= Short task =
Copy every line from the material below that holds "Arriving".

#####

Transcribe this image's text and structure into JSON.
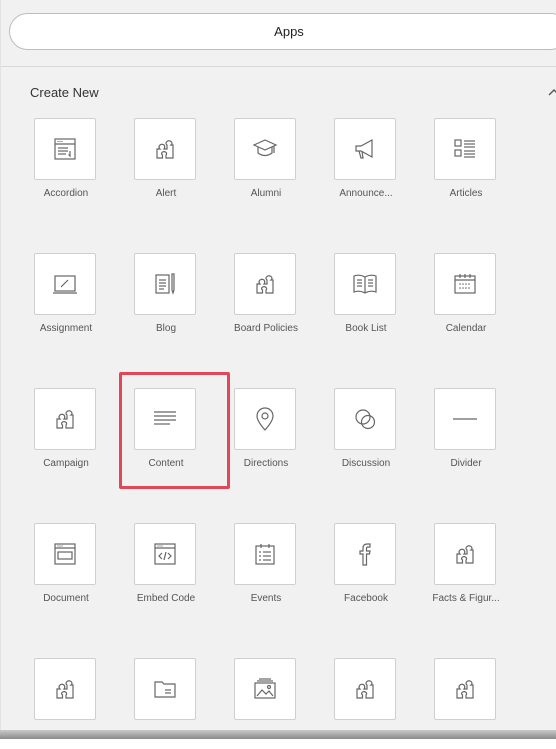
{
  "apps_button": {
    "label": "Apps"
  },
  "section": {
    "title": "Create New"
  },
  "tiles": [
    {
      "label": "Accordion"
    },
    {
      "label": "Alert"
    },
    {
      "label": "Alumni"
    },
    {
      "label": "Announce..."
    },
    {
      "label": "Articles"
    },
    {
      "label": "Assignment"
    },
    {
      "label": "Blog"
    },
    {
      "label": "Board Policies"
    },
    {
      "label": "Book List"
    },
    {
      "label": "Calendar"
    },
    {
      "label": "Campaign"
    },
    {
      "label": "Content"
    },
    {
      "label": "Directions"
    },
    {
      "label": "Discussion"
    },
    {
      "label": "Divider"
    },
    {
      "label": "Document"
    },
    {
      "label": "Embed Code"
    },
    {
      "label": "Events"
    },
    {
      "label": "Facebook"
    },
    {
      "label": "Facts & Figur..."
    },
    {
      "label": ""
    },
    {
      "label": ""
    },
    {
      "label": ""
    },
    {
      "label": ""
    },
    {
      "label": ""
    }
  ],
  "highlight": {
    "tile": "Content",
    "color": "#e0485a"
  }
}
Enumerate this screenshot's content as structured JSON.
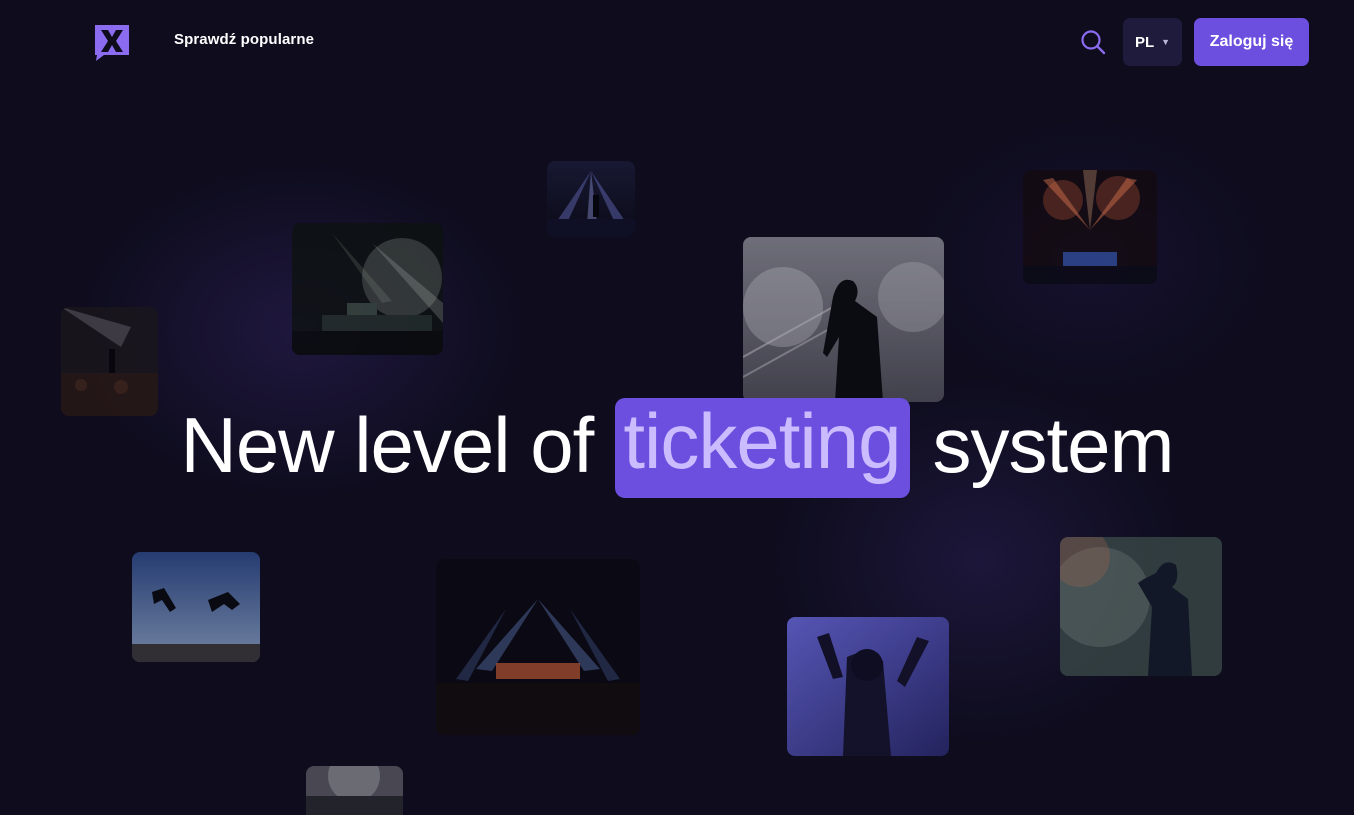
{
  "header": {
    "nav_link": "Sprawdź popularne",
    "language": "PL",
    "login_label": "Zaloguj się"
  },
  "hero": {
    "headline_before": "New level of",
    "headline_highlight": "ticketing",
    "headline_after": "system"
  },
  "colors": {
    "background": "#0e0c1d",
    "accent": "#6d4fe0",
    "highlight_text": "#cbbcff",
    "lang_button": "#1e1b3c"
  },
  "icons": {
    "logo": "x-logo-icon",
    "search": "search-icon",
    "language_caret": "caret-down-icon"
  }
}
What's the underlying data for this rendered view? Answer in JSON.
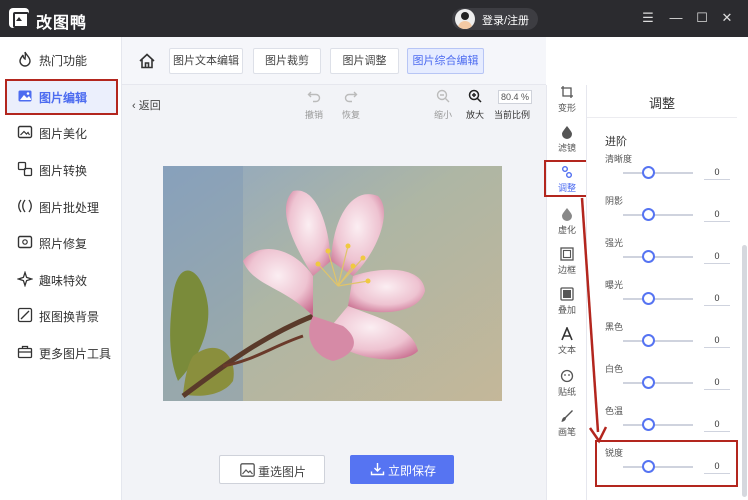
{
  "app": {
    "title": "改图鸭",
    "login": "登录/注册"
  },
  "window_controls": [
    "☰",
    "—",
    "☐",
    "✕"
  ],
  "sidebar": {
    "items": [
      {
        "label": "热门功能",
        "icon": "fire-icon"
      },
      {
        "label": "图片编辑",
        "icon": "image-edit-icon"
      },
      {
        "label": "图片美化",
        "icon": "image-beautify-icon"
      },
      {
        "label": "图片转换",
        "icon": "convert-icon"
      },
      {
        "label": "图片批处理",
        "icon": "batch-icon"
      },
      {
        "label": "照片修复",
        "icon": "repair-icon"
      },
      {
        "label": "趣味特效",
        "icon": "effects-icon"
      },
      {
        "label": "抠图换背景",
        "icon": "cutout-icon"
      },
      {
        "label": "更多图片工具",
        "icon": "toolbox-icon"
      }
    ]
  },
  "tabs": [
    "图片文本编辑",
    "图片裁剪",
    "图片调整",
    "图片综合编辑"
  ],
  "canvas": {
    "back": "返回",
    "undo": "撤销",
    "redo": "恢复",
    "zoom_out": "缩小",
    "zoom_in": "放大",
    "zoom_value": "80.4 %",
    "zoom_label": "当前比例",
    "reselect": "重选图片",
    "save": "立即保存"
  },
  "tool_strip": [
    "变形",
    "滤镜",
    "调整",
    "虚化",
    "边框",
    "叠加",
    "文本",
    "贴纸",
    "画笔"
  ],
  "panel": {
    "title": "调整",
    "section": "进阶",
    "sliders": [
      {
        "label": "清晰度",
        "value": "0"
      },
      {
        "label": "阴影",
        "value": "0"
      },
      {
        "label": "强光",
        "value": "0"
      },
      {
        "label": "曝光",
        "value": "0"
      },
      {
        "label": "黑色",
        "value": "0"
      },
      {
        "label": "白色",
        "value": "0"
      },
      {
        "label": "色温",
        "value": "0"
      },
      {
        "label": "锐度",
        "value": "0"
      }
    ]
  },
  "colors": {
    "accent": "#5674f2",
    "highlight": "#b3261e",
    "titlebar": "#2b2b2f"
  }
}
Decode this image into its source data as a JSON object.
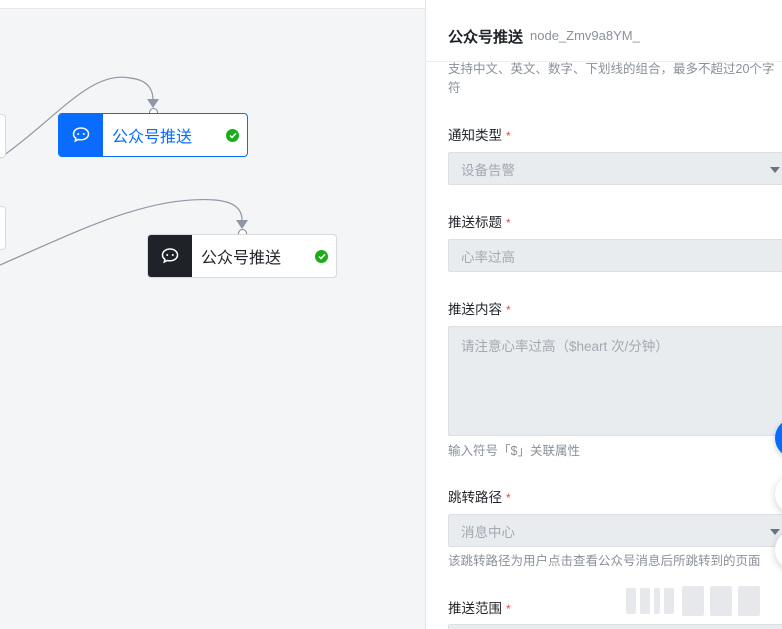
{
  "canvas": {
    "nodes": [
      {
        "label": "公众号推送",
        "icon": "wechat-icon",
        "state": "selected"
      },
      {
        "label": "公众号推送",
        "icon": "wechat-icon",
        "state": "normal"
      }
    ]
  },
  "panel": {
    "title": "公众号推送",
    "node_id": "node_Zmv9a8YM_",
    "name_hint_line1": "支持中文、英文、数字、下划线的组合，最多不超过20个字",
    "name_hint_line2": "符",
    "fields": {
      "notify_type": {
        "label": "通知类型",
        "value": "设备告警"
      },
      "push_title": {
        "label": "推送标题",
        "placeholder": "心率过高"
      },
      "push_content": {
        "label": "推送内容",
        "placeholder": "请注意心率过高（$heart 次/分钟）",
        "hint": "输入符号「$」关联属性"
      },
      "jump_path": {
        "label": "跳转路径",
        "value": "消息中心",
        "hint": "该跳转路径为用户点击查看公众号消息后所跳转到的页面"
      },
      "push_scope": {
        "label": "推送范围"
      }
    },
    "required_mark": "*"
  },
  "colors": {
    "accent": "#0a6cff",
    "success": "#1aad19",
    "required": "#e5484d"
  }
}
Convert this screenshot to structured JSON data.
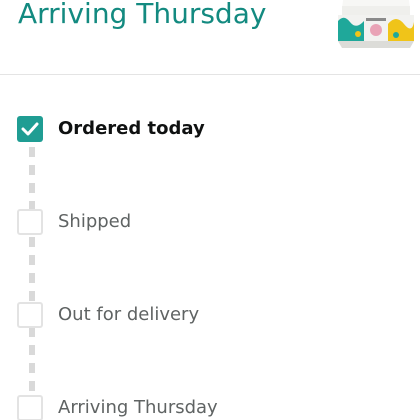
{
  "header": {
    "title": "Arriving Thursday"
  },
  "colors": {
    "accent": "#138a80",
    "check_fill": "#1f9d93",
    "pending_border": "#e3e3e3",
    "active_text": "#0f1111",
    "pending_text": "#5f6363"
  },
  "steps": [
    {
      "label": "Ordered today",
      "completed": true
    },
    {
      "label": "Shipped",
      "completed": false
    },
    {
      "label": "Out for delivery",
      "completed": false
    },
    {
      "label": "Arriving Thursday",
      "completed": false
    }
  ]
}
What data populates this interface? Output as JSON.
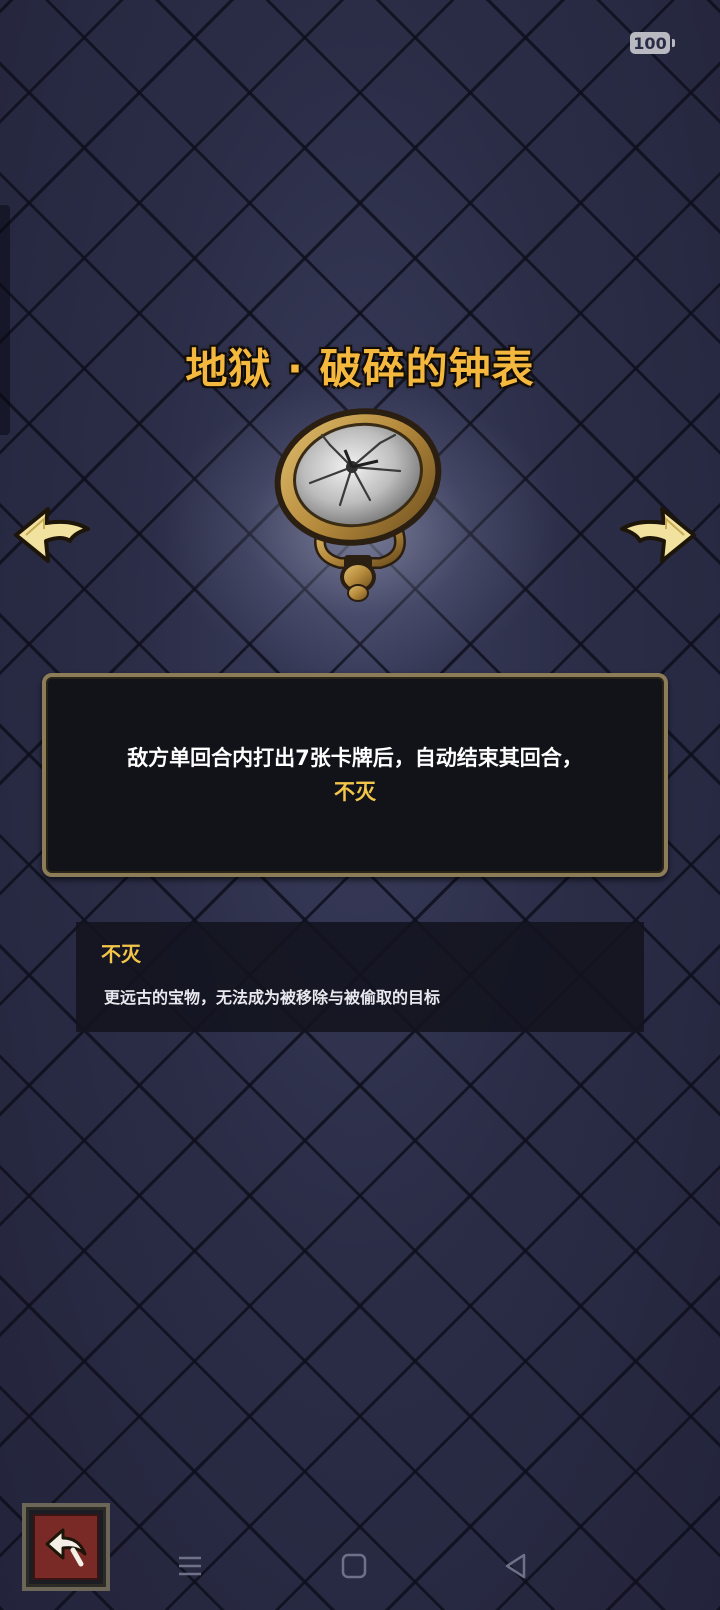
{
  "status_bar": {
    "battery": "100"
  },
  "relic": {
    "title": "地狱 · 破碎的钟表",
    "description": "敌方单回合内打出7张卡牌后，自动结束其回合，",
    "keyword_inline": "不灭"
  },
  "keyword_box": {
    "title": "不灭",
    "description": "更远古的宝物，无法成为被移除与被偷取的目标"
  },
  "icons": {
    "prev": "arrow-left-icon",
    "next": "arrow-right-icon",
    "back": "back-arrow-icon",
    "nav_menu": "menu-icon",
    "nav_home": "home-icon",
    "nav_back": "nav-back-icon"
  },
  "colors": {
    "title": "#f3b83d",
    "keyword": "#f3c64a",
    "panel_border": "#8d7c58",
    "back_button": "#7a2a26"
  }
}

#####

= Result of the exercise =
    "title": "Arriving Thursday"
      "label": "Arriving Thursday",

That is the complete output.